Entries supplied:
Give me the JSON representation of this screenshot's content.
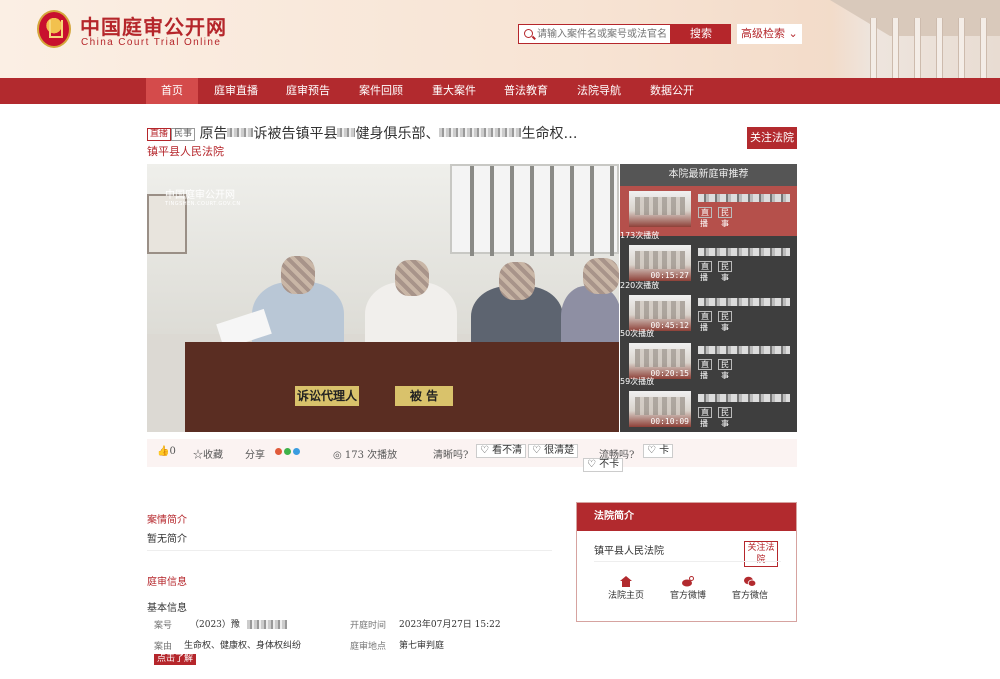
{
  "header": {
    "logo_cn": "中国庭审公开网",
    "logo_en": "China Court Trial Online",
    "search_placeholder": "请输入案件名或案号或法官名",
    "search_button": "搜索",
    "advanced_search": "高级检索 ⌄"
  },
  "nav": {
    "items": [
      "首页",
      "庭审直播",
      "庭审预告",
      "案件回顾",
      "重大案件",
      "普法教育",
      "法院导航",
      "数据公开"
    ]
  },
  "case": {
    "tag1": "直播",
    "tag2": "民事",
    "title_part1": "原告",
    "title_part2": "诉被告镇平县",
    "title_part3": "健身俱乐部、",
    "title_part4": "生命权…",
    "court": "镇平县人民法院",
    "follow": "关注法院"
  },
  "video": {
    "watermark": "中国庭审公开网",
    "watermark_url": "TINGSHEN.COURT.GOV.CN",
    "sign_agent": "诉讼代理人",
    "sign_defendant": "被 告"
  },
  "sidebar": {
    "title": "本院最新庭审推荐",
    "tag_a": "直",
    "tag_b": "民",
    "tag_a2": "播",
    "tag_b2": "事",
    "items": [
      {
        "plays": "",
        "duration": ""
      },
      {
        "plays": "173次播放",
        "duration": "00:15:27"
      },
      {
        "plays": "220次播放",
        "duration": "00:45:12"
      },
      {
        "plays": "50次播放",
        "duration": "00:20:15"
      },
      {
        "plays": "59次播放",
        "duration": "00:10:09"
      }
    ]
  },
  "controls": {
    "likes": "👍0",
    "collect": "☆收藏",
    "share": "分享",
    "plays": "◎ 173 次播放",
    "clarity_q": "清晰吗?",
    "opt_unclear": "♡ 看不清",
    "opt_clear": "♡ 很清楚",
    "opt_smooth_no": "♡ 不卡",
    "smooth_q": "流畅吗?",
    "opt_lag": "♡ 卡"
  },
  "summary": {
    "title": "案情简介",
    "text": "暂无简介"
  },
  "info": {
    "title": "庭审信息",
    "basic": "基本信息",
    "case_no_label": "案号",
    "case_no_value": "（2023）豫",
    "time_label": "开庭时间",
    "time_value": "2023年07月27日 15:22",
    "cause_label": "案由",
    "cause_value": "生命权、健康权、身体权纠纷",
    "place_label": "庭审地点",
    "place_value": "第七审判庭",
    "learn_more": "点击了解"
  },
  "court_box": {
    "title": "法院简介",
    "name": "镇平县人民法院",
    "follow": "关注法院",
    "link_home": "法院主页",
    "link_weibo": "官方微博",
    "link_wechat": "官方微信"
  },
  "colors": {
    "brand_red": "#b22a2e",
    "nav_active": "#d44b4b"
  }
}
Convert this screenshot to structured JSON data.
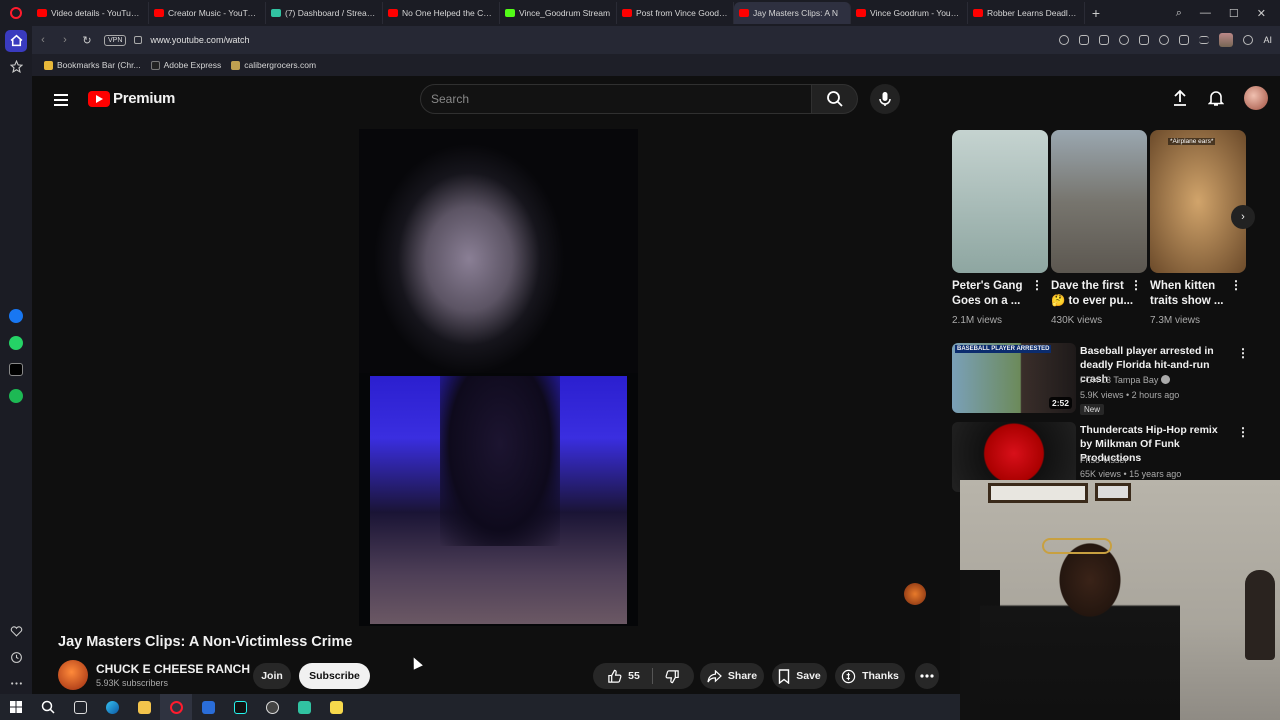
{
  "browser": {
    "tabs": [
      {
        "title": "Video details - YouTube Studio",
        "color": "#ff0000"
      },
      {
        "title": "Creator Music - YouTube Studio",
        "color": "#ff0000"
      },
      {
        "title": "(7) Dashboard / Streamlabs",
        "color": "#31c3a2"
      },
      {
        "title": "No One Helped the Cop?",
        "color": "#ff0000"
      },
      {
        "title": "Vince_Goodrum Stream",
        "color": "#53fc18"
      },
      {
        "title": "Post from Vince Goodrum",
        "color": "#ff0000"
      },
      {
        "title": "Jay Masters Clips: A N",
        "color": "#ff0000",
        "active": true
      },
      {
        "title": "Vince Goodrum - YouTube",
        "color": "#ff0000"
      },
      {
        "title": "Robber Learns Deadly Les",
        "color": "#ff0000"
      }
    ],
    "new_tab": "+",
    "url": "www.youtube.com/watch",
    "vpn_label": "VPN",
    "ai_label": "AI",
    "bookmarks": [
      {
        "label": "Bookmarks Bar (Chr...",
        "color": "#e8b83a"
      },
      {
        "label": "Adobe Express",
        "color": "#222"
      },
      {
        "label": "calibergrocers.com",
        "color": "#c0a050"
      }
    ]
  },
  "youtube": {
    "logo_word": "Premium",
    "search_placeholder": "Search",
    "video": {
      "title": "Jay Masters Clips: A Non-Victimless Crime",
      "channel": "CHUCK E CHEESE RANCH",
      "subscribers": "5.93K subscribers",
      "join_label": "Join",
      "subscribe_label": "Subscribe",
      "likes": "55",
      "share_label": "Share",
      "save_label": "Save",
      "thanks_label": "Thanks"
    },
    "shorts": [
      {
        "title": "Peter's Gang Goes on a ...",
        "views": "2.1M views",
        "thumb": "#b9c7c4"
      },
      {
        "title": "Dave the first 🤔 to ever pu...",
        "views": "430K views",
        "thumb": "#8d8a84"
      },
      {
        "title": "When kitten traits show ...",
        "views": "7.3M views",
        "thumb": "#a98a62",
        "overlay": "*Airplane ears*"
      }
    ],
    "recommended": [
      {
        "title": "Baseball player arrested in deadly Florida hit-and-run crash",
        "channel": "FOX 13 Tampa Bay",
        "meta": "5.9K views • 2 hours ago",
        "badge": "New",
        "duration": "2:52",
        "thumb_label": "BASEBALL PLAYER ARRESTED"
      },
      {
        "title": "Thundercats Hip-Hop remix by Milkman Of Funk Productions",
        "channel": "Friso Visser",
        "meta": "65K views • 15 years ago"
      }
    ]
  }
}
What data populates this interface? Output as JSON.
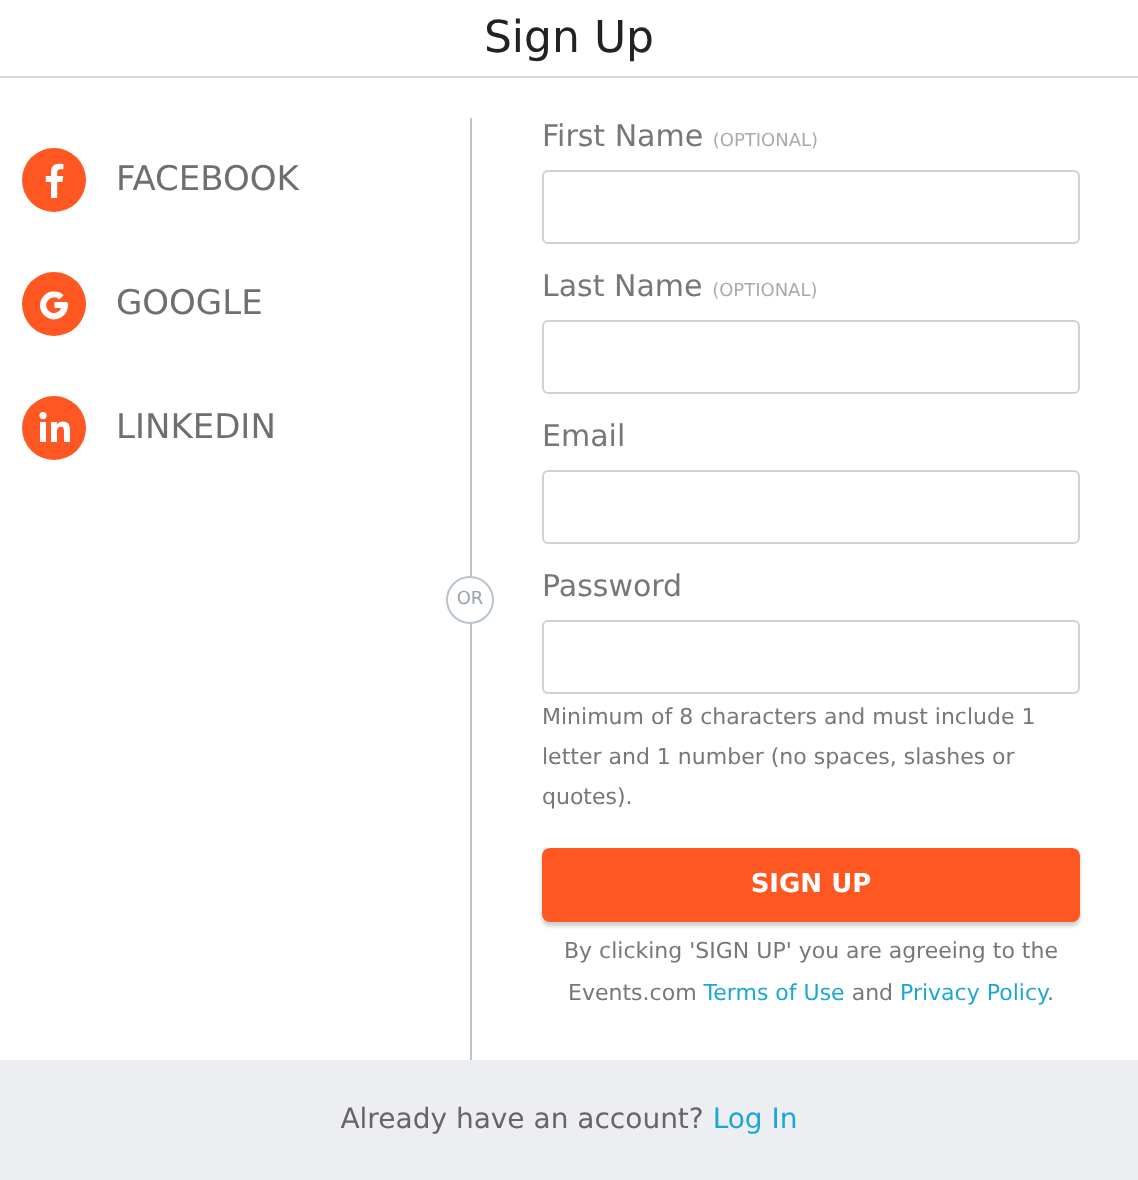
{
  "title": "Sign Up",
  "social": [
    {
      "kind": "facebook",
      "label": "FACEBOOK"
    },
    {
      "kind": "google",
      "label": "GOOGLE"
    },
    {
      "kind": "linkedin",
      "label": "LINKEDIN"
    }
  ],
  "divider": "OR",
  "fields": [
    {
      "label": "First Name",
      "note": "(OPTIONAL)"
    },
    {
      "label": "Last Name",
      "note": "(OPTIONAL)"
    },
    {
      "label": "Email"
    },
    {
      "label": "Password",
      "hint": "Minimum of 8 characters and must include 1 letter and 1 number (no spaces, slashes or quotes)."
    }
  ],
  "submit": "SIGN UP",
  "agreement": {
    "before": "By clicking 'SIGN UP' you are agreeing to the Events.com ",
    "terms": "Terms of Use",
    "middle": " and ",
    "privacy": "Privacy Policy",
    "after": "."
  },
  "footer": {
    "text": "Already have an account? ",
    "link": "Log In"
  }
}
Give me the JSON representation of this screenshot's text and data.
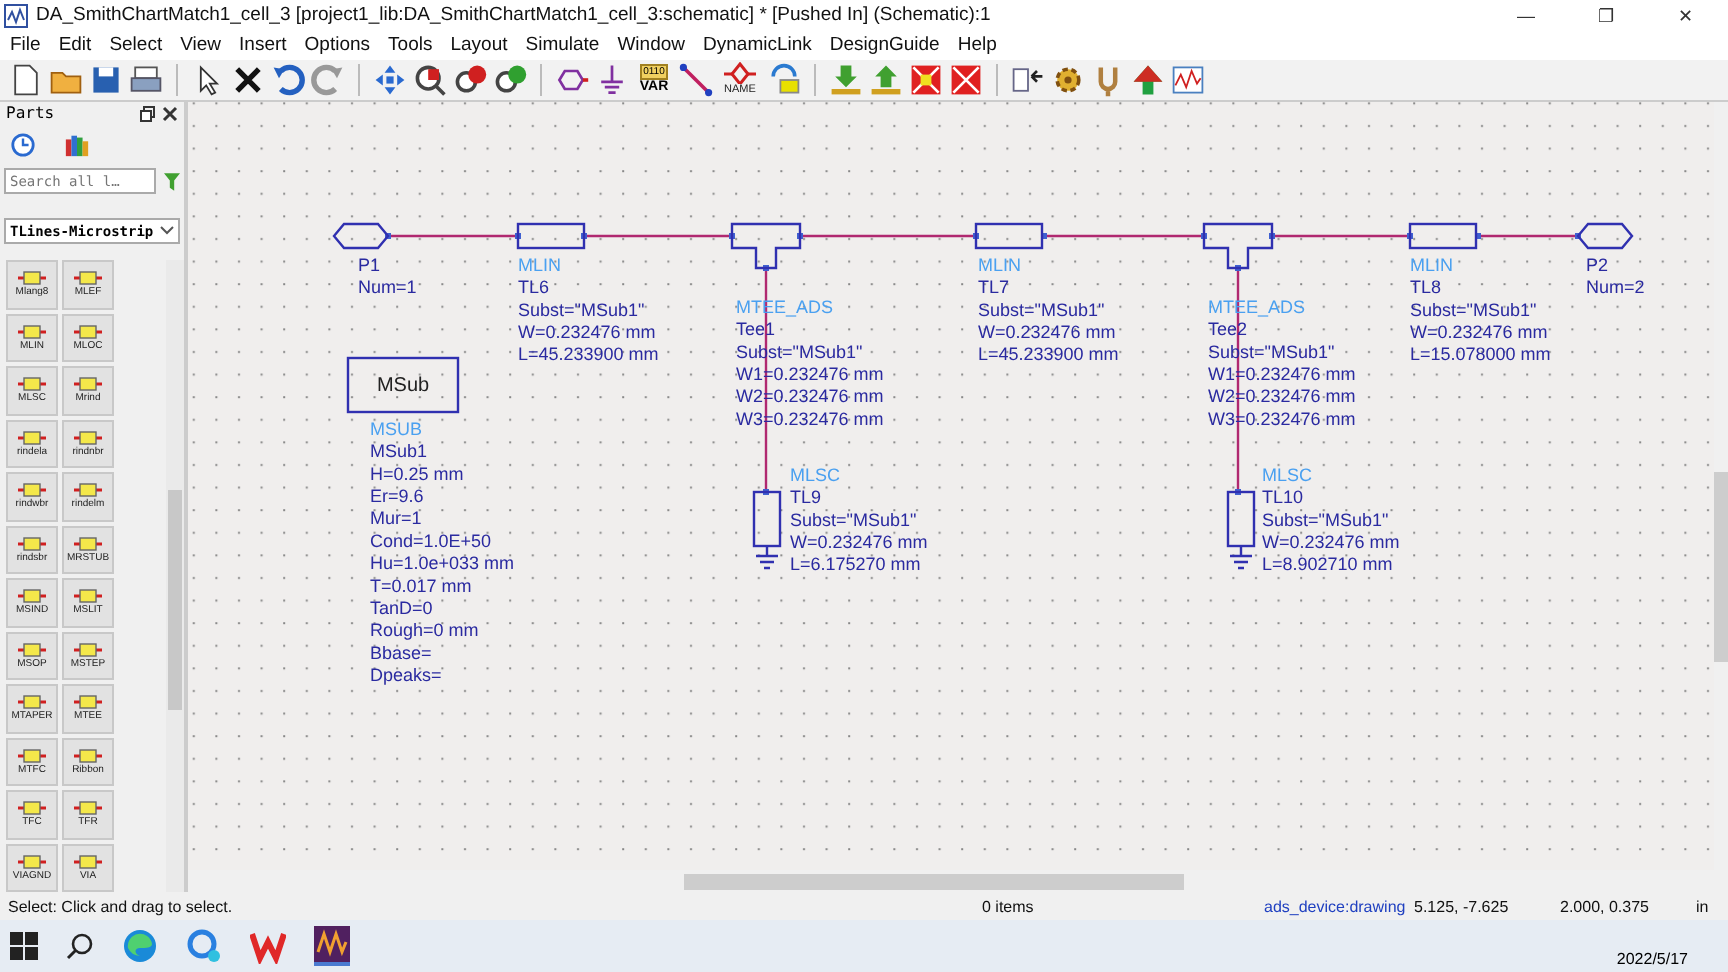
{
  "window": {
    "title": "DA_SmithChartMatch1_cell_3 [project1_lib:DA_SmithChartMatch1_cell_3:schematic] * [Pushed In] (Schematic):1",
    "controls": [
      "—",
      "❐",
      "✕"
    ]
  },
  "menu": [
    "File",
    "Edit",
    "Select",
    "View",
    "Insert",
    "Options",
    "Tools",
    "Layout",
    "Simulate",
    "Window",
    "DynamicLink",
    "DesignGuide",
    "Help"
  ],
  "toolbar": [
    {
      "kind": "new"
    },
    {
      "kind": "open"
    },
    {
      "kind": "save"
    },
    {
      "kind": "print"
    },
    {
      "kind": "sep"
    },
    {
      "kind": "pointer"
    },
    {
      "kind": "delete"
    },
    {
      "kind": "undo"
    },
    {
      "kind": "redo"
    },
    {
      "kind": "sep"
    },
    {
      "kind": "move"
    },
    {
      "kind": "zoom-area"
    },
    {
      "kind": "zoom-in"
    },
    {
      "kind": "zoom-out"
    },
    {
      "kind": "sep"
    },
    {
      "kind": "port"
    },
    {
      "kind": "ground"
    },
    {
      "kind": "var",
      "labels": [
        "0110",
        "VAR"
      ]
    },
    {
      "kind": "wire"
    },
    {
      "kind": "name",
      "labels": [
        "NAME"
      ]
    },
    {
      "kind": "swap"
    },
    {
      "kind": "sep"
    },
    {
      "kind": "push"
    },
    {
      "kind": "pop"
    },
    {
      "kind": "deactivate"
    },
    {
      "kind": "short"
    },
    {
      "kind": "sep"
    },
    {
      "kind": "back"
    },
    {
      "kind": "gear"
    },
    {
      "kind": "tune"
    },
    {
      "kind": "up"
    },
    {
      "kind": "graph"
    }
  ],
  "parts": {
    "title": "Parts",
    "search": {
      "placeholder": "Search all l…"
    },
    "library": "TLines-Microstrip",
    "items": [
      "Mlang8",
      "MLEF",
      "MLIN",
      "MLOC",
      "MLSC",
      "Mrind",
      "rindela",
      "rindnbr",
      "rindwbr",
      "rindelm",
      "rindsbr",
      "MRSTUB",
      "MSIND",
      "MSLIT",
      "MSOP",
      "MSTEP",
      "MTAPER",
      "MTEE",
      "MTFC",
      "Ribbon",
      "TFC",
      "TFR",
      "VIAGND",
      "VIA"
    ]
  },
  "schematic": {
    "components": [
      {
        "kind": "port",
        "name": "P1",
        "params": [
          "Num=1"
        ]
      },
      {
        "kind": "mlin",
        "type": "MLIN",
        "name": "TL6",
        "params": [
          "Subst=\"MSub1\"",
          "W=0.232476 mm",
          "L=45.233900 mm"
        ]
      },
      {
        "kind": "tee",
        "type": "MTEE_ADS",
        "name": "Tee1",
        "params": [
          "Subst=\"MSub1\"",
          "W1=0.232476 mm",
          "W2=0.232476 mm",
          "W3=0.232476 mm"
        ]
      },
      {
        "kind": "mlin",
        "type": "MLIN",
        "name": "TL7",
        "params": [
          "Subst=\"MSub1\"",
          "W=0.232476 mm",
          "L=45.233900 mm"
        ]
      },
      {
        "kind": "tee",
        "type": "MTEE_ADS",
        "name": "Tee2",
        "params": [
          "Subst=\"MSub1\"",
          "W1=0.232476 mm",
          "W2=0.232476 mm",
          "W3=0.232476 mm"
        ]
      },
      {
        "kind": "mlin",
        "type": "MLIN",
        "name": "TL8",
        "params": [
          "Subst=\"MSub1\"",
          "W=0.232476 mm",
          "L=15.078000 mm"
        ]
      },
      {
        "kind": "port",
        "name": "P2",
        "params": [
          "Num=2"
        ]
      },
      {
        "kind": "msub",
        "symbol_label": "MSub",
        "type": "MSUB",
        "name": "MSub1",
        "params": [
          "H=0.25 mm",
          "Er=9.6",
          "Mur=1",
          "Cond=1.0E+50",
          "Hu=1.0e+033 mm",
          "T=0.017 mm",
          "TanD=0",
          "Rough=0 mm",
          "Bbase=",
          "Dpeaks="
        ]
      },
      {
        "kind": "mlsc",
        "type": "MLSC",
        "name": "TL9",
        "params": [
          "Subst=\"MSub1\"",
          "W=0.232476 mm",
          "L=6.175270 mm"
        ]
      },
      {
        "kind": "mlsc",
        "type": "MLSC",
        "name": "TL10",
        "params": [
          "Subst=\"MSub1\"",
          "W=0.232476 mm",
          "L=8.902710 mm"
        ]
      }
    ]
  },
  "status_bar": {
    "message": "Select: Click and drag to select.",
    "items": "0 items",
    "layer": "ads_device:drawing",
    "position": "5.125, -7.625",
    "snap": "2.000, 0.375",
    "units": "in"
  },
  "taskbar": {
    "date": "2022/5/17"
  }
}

Problem to solve: Give only the number of lines in the listing above that include the string "text".

Written response: 3